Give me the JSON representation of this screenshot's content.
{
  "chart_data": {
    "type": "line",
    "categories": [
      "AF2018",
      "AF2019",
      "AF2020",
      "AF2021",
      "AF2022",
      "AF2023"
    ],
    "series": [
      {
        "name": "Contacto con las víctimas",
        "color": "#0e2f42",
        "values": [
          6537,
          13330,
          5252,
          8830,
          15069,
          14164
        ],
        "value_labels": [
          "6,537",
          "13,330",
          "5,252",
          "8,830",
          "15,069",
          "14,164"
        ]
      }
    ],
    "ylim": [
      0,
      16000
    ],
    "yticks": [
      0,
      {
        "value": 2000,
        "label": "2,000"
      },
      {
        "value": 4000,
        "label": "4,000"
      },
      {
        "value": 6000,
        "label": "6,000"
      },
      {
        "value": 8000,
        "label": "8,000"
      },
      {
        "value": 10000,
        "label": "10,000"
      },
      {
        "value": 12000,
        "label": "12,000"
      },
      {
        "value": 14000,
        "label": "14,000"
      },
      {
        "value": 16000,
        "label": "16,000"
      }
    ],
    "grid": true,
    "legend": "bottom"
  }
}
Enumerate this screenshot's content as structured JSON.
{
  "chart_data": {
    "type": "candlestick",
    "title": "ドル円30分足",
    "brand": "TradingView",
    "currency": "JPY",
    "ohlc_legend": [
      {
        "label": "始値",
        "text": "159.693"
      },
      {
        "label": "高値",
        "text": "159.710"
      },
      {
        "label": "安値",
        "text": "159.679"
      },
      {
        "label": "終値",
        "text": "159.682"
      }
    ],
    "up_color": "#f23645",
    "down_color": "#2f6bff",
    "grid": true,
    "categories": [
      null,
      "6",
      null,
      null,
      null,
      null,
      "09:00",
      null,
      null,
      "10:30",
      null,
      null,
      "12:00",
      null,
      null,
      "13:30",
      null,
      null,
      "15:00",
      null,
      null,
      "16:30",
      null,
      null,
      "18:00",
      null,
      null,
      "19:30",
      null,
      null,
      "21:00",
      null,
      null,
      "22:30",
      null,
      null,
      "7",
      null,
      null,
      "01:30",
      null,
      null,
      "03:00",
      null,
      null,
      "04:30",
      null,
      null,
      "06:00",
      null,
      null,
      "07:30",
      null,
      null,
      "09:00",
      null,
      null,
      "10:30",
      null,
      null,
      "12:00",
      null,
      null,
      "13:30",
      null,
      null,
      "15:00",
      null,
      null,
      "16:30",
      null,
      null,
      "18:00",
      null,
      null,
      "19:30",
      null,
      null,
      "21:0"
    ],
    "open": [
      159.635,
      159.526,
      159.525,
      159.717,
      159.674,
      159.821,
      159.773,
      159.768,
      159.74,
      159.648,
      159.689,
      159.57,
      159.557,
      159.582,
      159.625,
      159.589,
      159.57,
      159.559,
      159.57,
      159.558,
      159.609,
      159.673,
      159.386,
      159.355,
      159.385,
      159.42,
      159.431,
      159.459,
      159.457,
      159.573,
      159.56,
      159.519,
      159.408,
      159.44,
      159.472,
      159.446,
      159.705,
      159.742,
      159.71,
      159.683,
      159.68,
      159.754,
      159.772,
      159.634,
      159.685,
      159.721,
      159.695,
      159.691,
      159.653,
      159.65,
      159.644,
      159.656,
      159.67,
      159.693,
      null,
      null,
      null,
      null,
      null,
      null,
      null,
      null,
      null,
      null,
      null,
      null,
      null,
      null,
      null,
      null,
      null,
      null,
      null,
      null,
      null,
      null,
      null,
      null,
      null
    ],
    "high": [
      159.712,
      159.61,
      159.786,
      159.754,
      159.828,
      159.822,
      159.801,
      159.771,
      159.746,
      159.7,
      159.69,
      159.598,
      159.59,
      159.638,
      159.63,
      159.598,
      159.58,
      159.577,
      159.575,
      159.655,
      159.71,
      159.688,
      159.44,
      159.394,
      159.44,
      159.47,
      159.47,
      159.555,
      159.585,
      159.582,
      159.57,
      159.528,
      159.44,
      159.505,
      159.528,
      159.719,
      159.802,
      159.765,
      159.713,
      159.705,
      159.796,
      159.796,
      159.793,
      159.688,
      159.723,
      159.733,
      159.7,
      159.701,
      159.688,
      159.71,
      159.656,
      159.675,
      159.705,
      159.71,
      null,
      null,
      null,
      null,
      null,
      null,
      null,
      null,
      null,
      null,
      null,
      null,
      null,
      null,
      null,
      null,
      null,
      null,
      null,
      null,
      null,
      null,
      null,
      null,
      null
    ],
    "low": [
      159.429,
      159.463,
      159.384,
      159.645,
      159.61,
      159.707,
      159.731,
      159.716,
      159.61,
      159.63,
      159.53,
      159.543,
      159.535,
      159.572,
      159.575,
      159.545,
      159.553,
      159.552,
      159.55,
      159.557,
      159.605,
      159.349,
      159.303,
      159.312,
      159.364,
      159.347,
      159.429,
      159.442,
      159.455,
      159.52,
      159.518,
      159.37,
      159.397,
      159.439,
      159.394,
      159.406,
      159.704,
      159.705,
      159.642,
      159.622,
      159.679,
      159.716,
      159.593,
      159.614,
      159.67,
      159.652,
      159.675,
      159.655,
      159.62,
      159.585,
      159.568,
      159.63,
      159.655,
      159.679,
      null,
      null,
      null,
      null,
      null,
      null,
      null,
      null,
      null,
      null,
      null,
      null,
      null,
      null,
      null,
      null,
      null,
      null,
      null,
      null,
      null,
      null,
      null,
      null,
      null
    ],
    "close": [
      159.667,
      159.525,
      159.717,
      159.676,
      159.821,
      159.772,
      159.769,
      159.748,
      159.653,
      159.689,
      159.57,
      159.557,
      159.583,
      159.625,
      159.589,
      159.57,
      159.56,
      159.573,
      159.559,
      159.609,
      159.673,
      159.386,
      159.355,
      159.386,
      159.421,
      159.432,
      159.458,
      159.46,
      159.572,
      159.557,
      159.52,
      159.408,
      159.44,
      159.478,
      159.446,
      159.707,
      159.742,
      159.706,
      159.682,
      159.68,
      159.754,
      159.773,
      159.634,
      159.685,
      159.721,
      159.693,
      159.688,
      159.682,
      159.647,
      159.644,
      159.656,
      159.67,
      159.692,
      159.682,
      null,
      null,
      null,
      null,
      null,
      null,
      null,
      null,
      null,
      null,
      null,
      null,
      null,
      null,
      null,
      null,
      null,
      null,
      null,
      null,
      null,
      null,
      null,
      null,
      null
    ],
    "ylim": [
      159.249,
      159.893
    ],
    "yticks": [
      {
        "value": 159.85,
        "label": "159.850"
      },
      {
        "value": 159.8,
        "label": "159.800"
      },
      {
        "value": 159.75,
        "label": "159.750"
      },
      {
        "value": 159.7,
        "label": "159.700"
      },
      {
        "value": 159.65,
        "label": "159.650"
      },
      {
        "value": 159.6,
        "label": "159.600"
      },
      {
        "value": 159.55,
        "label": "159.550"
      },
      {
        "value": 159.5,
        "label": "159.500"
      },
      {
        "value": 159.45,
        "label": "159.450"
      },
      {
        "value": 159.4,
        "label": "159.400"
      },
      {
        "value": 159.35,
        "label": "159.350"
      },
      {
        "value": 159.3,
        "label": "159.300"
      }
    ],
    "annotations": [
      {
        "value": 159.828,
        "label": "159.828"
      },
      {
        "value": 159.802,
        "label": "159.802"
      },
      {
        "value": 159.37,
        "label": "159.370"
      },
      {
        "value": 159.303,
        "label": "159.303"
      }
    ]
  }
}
◇ ◇ ◇ ◇
== Do this ==
Repeat the data in its entirety, character for character.

== Solution to this problem ==
Give me the JSON representation of this screenshot's content.
{
  "chart_data": {
    "type": "line",
    "categories": [
      "AF2018",
      "AF2019",
      "AF2020",
      "AF2021",
      "AF2022",
      "AF2023"
    ],
    "series": [
      {
        "name": "Contacto con las víctimas",
        "color": "#0e2f42",
        "values": [
          6537,
          13330,
          5252,
          8830,
          15069,
          14164
        ],
        "value_labels": [
          "6,537",
          "13,330",
          "5,252",
          "8,830",
          "15,069",
          "14,164"
        ]
      }
    ],
    "ylim": [
      0,
      16000
    ],
    "yticks": [
      0,
      {
        "value": 2000,
        "label": "2,000"
      },
      {
        "value": 4000,
        "label": "4,000"
      },
      {
        "value": 6000,
        "label": "6,000"
      },
      {
        "value": 8000,
        "label": "8,000"
      },
      {
        "value": 10000,
        "label": "10,000"
      },
      {
        "value": 12000,
        "label": "12,000"
      },
      {
        "value": 14000,
        "label": "14,000"
      },
      {
        "value": 16000,
        "label": "16,000"
      }
    ],
    "grid": true,
    "legend": "bottom"
  }
}
Enumerate this screenshot's content as structured JSON.
{
  "chart_data": {
    "type": "candlestick",
    "title": "ドル円30分足",
    "brand": "TradingView",
    "currency": "JPY",
    "ohlc_legend": [
      {
        "label": "始値",
        "text": "159.693"
      },
      {
        "label": "高値",
        "text": "159.710"
      },
      {
        "label": "安値",
        "text": "159.679"
      },
      {
        "label": "終値",
        "text": "159.682"
      }
    ],
    "up_color": "#f23645",
    "down_color": "#2f6bff",
    "grid": true,
    "categories": [
      null,
      "6",
      null,
      null,
      null,
      null,
      "09:00",
      null,
      null,
      "10:30",
      null,
      null,
      "12:00",
      null,
      null,
      "13:30",
      null,
      null,
      "15:00",
      null,
      null,
      "16:30",
      null,
      null,
      "18:00",
      null,
      null,
      "19:30",
      null,
      null,
      "21:00",
      null,
      null,
      "22:30",
      null,
      null,
      "7",
      null,
      null,
      "01:30",
      null,
      null,
      "03:00",
      null,
      null,
      "04:30",
      null,
      null,
      "06:00",
      null,
      null,
      "07:30",
      null,
      null,
      "09:00",
      null,
      null,
      "10:30",
      null,
      null,
      "12:00",
      null,
      null,
      "13:30",
      null,
      null,
      "15:00",
      null,
      null,
      "16:30",
      null,
      null,
      "18:00",
      null,
      null,
      "19:30",
      null,
      null,
      "21:0"
    ],
    "open": [
      159.635,
      159.526,
      159.525,
      159.717,
      159.674,
      159.821,
      159.773,
      159.768,
      159.74,
      159.648,
      159.689,
      159.57,
      159.557,
      159.582,
      159.625,
      159.589,
      159.57,
      159.559,
      159.57,
      159.558,
      159.609,
      159.673,
      159.386,
      159.355,
      159.385,
      159.42,
      159.431,
      159.459,
      159.457,
      159.573,
      159.56,
      159.519,
      159.408,
      159.44,
      159.472,
      159.446,
      159.705,
      159.742,
      159.71,
      159.683,
      159.68,
      159.754,
      159.772,
      159.634,
      159.685,
      159.721,
      159.695,
      159.691,
      159.653,
      159.65,
      159.644,
      159.656,
      159.67,
      159.693,
      null,
      null,
      null,
      null,
      null,
      null,
      null,
      null,
      null,
      null,
      null,
      null,
      null,
      null,
      null,
      null,
      null,
      null,
      null,
      null,
      null,
      null,
      null,
      null,
      null
    ],
    "high": [
      159.712,
      159.61,
      159.786,
      159.754,
      159.828,
      159.822,
      159.801,
      159.771,
      159.746,
      159.7,
      159.69,
      159.598,
      159.59,
      159.638,
      159.63,
      159.598,
      159.58,
      159.577,
      159.575,
      159.655,
      159.71,
      159.688,
      159.44,
      159.394,
      159.44,
      159.47,
      159.47,
      159.555,
      159.585,
      159.582,
      159.57,
      159.528,
      159.44,
      159.505,
      159.528,
      159.719,
      159.802,
      159.765,
      159.713,
      159.705,
      159.796,
      159.796,
      159.793,
      159.688,
      159.723,
      159.733,
      159.7,
      159.701,
      159.688,
      159.71,
      159.656,
      159.675,
      159.705,
      159.71,
      null,
      null,
      null,
      null,
      null,
      null,
      null,
      null,
      null,
      null,
      null,
      null,
      null,
      null,
      null,
      null,
      null,
      null,
      null,
      null,
      null,
      null,
      null,
      null,
      null
    ],
    "low": [
      159.429,
      159.463,
      159.384,
      159.645,
      159.61,
      159.707,
      159.731,
      159.716,
      159.61,
      159.63,
      159.53,
      159.543,
      159.535,
      159.572,
      159.575,
      159.545,
      159.553,
      159.552,
      159.55,
      159.557,
      159.605,
      159.349,
      159.303,
      159.312,
      159.364,
      159.347,
      159.429,
      159.442,
      159.455,
      159.52,
      159.518,
      159.37,
      159.397,
      159.439,
      159.394,
      159.406,
      159.704,
      159.705,
      159.642,
      159.622,
      159.679,
      159.716,
      159.593,
      159.614,
      159.67,
      159.652,
      159.675,
      159.655,
      159.62,
      159.585,
      159.568,
      159.63,
      159.655,
      159.679,
      null,
      null,
      null,
      null,
      null,
      null,
      null,
      null,
      null,
      null,
      null,
      null,
      null,
      null,
      null,
      null,
      null,
      null,
      null,
      null,
      null,
      null,
      null,
      null,
      null
    ],
    "close": [
      159.667,
      159.525,
      159.717,
      159.676,
      159.821,
      159.772,
      159.769,
      159.748,
      159.653,
      159.689,
      159.57,
      159.557,
      159.583,
      159.625,
      159.589,
      159.57,
      159.56,
      159.573,
      159.559,
      159.609,
      159.673,
      159.386,
      159.355,
      159.386,
      159.421,
      159.432,
      159.458,
      159.46,
      159.572,
      159.557,
      159.52,
      159.408,
      159.44,
      159.478,
      159.446,
      159.707,
      159.742,
      159.706,
      159.682,
      159.68,
      159.754,
      159.773,
      159.634,
      159.685,
      159.721,
      159.693,
      159.688,
      159.682,
      159.647,
      159.644,
      159.656,
      159.67,
      159.692,
      159.682,
      null,
      null,
      null,
      null,
      null,
      null,
      null,
      null,
      null,
      null,
      null,
      null,
      null,
      null,
      null,
      null,
      null,
      null,
      null,
      null,
      null,
      null,
      null,
      null,
      null
    ],
    "ylim": [
      159.249,
      159.893
    ],
    "yticks": [
      {
        "value": 159.85,
        "label": "159.850"
      },
      {
        "value": 159.8,
        "label": "159.800"
      },
      {
        "value": 159.75,
        "label": "159.750"
      },
      {
        "value": 159.7,
        "label": "159.700"
      },
      {
        "value": 159.65,
        "label": "159.650"
      },
      {
        "value": 159.6,
        "label": "159.600"
      },
      {
        "value": 159.55,
        "label": "159.550"
      },
      {
        "value": 159.5,
        "label": "159.500"
      },
      {
        "value": 159.45,
        "label": "159.450"
      },
      {
        "value": 159.4,
        "label": "159.400"
      },
      {
        "value": 159.35,
        "label": "159.350"
      },
      {
        "value": 159.3,
        "label": "159.300"
      }
    ],
    "annotations": [
      {
        "value": 159.828,
        "label": "159.828"
      },
      {
        "value": 159.802,
        "label": "159.802"
      },
      {
        "value": 159.37,
        "label": "159.370"
      },
      {
        "value": 159.303,
        "label": "159.303"
      }
    ]
  }
}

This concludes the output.